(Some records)
○ ○ ○ ○ ○ ○ ○

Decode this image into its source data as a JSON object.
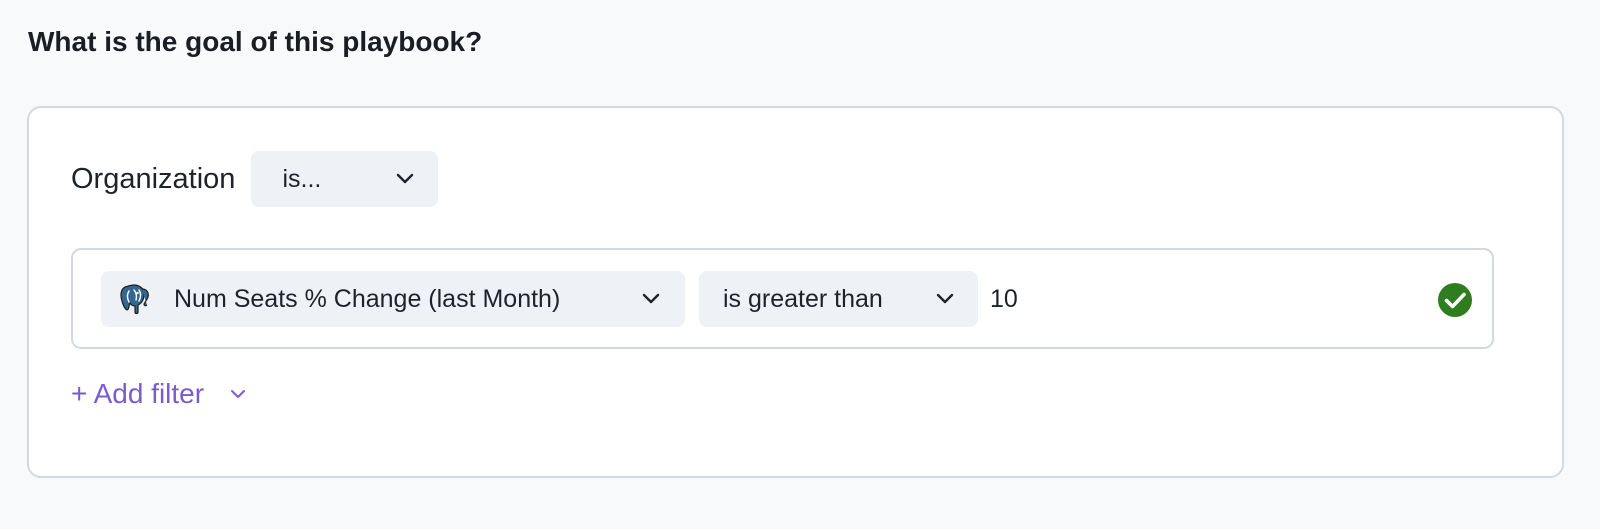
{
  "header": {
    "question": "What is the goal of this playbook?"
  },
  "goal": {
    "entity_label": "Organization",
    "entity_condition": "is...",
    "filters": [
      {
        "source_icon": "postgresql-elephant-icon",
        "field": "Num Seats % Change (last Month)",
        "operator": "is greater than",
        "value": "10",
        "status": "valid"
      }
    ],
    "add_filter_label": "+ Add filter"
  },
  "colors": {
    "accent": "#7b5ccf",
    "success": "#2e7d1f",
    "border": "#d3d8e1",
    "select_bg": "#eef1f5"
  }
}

○ ○ ○ ○ ○ ○ ○

Skip the pictures and transcribe the rest of the records exactly.

Decode this image into its source data as a JSON object.
{
  "header": {
    "question": "What is the goal of this playbook?"
  },
  "goal": {
    "entity_label": "Organization",
    "entity_condition": "is...",
    "filters": [
      {
        "source_icon": "postgresql-elephant-icon",
        "field": "Num Seats % Change (last Month)",
        "operator": "is greater than",
        "value": "10",
        "status": "valid"
      }
    ],
    "add_filter_label": "+ Add filter"
  },
  "colors": {
    "accent": "#7b5ccf",
    "success": "#2e7d1f",
    "border": "#d3d8e1",
    "select_bg": "#eef1f5"
  }
}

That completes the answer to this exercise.